THE REQUEST: Count the lines below that contain the word "如图所示" and give only the number.

DATA LINES:
====================

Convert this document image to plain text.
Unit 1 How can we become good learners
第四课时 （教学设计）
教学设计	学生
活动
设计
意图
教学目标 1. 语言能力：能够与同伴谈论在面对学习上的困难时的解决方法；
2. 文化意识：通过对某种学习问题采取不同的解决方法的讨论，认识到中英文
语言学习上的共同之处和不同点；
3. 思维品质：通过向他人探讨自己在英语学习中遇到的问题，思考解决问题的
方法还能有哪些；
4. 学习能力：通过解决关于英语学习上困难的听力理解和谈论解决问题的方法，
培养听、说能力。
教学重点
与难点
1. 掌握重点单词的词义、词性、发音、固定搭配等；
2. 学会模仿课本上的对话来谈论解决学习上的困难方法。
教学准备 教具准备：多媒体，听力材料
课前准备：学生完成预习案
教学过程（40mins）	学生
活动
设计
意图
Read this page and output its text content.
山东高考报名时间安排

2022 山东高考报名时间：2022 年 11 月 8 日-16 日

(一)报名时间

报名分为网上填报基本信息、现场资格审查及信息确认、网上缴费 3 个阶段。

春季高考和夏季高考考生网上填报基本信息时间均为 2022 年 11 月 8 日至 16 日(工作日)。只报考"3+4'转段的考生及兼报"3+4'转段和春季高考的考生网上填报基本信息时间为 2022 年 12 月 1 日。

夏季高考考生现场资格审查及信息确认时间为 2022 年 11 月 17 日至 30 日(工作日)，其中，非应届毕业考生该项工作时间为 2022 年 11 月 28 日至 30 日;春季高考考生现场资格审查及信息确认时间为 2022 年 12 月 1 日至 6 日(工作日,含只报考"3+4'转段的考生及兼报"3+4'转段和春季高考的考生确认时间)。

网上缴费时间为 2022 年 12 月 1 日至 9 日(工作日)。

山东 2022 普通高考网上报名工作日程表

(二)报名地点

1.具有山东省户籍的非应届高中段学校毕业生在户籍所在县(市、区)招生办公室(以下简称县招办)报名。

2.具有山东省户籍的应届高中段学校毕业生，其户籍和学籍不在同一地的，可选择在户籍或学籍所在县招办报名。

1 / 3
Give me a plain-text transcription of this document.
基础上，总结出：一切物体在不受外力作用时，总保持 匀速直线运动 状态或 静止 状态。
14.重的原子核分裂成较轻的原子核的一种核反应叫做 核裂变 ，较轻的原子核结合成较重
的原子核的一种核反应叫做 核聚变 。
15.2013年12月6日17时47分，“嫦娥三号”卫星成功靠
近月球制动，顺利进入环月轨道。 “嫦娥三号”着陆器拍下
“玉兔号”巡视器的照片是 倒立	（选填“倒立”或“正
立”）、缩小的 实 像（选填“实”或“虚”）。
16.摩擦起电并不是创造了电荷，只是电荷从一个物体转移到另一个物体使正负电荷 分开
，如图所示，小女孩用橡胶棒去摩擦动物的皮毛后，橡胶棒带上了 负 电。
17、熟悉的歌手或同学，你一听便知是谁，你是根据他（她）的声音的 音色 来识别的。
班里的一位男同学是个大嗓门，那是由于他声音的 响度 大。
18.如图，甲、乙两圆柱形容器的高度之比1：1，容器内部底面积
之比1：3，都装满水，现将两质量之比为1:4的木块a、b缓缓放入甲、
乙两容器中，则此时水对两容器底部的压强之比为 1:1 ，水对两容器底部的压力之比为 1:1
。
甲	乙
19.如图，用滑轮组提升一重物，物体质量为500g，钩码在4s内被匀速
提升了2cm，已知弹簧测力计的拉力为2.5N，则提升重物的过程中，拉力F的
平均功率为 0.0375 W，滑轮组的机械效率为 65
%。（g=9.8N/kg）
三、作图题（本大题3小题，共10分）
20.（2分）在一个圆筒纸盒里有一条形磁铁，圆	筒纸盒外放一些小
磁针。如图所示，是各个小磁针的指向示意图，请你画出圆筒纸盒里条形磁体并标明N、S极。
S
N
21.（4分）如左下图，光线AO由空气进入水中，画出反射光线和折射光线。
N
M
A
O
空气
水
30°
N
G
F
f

====================

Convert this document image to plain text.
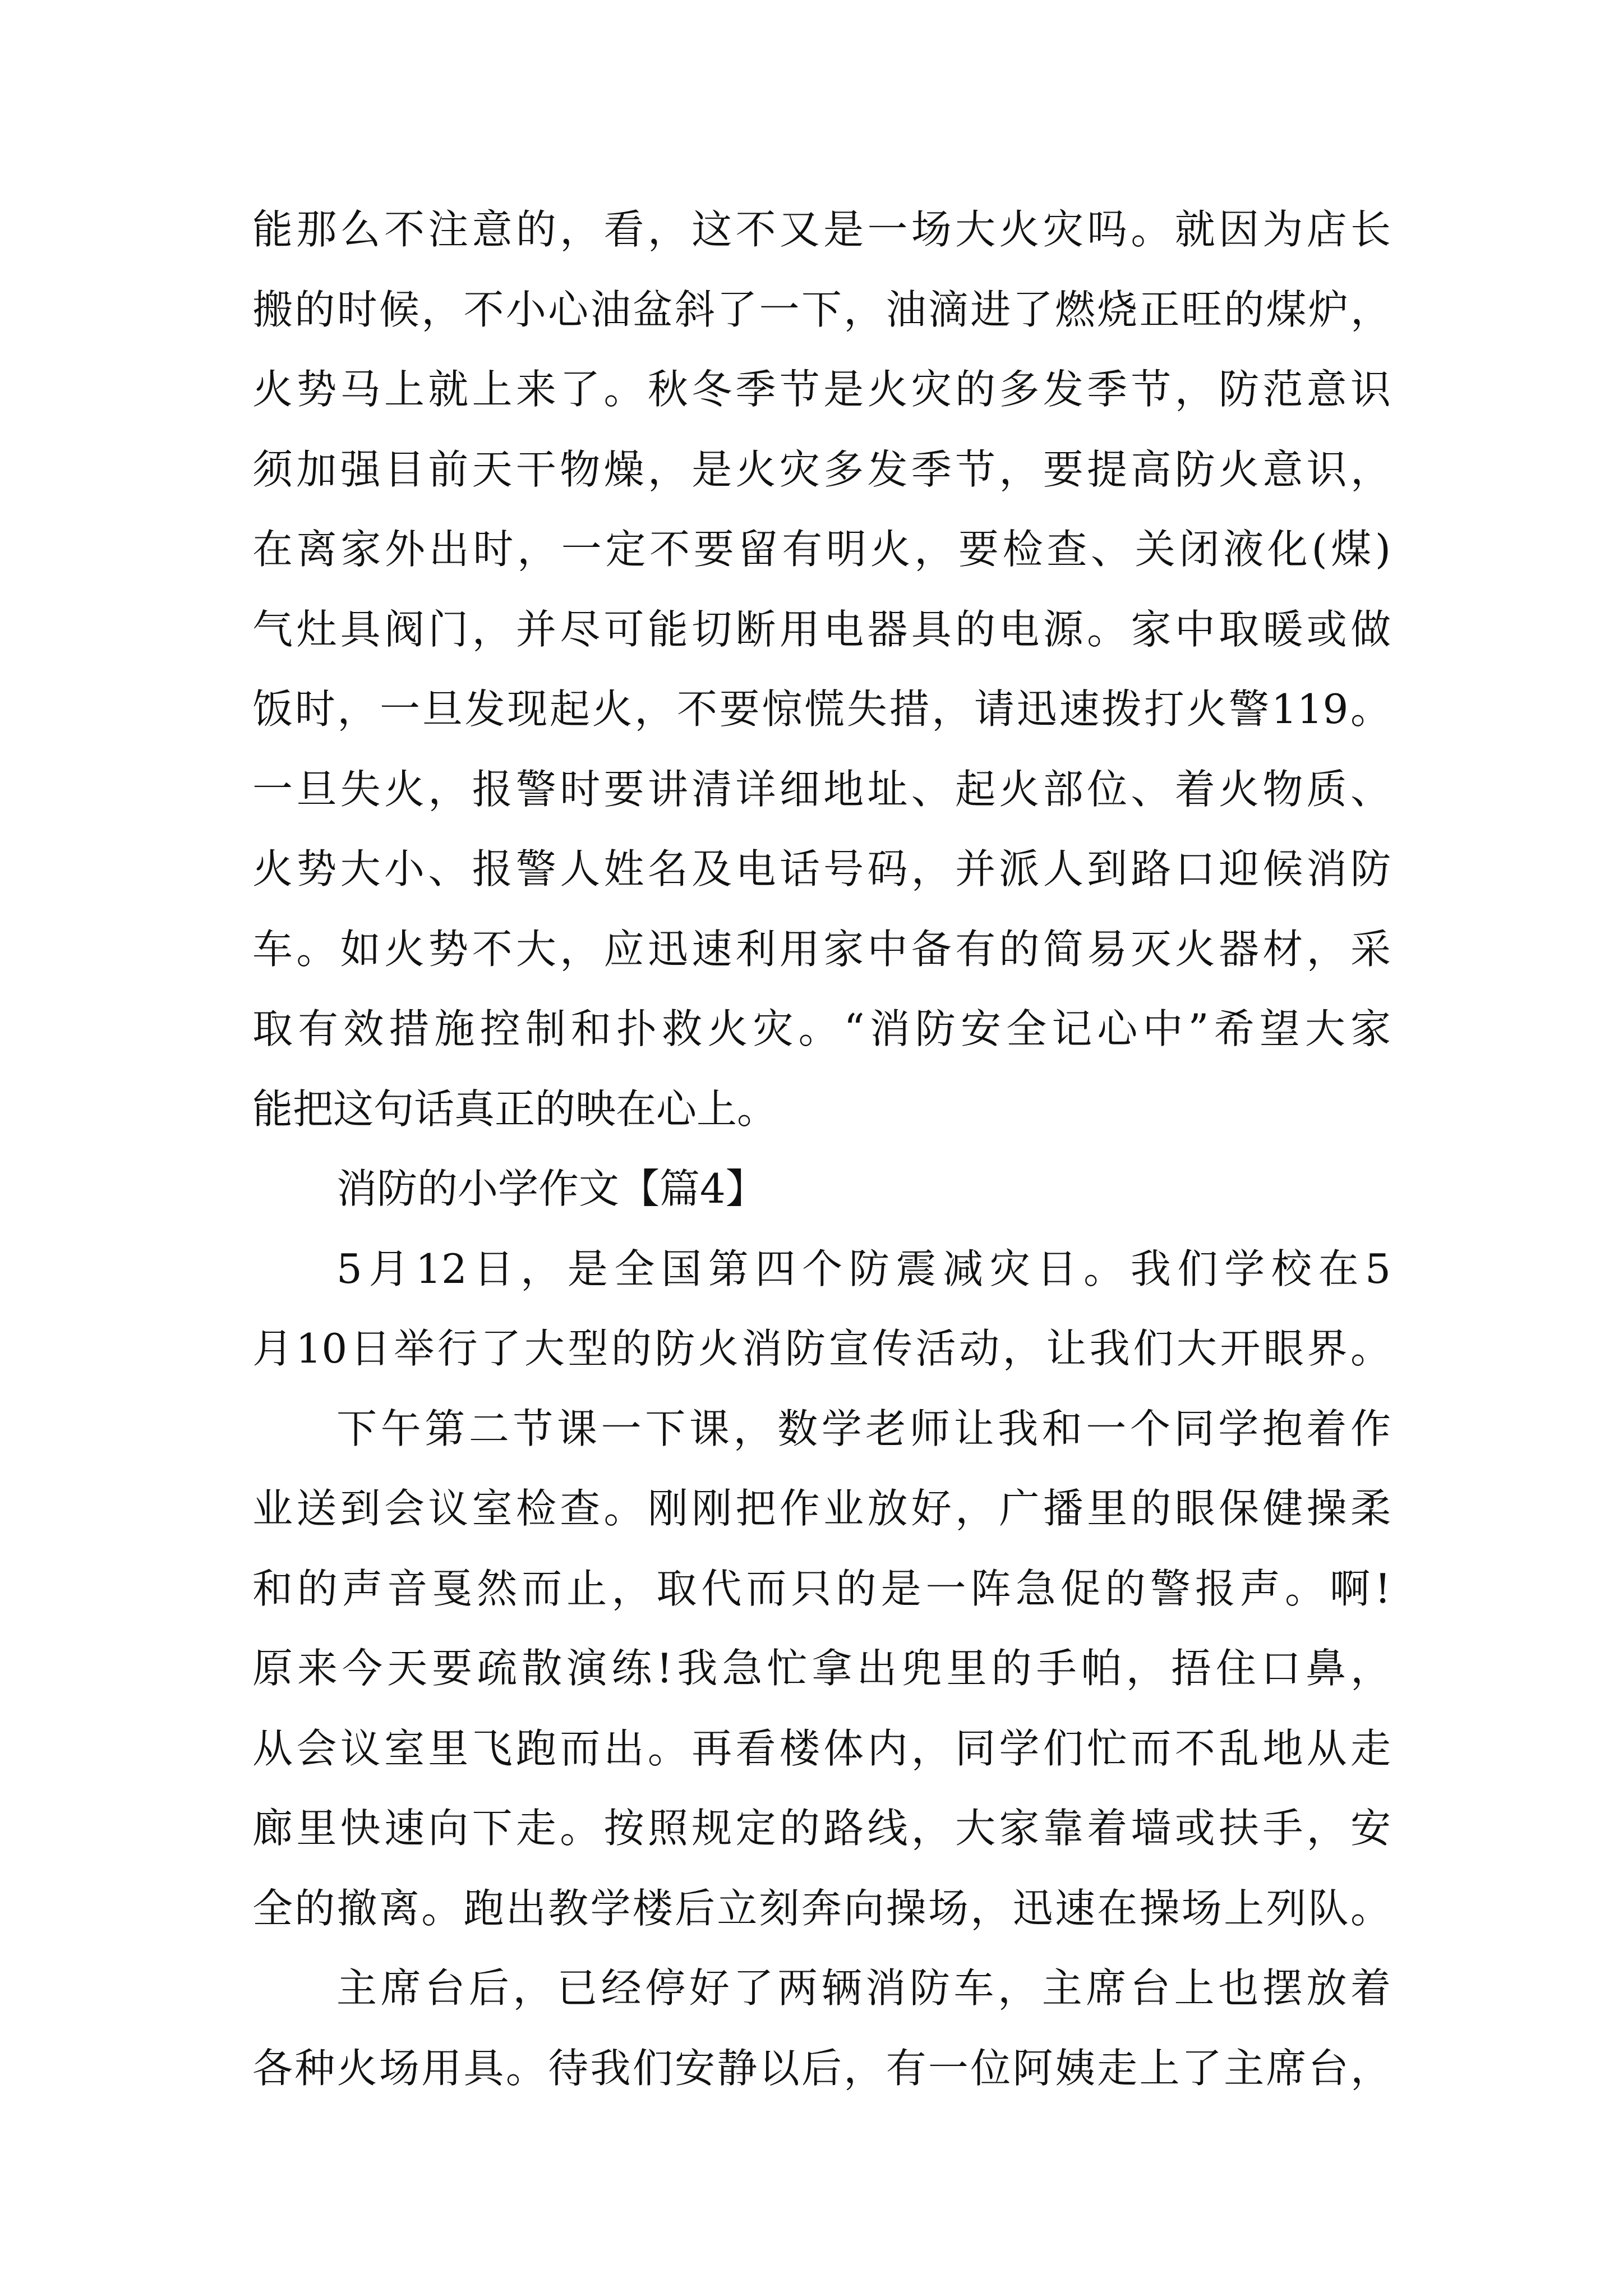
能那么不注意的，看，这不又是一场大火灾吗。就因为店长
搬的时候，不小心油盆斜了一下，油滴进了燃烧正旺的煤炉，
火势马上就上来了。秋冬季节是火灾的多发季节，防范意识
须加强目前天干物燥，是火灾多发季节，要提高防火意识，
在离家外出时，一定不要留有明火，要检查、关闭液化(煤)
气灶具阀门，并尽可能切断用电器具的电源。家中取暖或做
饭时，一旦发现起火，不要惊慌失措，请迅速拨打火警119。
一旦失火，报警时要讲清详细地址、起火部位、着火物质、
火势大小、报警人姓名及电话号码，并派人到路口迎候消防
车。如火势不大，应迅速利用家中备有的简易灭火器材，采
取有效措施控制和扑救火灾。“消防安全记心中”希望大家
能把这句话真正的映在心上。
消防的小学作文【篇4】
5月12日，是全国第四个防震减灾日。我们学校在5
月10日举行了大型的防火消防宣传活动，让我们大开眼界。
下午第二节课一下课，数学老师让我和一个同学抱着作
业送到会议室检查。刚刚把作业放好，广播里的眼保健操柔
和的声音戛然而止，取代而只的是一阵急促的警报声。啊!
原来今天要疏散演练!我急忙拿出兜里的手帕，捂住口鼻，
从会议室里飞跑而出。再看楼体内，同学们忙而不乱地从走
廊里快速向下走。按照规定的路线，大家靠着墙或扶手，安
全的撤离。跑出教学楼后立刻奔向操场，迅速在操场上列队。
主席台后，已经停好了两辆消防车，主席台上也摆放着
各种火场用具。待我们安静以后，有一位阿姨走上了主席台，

====================

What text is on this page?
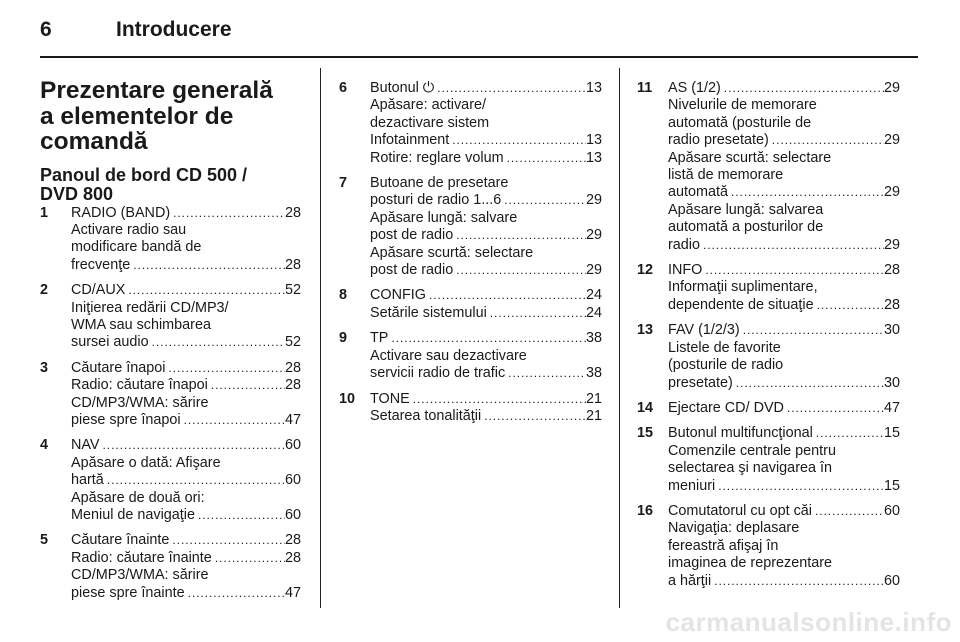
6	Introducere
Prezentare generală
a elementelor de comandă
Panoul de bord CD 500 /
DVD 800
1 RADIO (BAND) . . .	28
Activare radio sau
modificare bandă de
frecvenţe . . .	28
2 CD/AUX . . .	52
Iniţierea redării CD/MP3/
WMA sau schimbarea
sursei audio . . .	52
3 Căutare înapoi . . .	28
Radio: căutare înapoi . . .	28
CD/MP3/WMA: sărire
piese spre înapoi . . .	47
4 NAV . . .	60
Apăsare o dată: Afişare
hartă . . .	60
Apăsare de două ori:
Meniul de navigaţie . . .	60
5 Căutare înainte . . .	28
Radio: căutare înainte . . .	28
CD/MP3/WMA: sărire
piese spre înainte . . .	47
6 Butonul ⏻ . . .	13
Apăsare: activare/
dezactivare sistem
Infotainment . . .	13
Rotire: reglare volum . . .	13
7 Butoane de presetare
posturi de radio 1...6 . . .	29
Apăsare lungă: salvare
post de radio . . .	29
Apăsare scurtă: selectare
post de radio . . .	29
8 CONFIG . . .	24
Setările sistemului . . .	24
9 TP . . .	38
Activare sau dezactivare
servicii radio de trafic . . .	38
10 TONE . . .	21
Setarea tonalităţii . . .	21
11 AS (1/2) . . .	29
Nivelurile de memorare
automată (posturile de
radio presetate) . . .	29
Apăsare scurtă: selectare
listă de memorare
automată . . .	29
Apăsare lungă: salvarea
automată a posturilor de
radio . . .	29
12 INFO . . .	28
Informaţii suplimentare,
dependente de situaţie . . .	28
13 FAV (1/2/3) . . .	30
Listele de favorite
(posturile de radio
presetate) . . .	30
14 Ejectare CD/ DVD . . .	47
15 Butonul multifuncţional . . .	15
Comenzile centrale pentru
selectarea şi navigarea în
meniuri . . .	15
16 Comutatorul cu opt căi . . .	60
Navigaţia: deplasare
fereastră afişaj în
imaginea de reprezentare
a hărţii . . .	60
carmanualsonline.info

====================

RESULT OF THE TASK: 2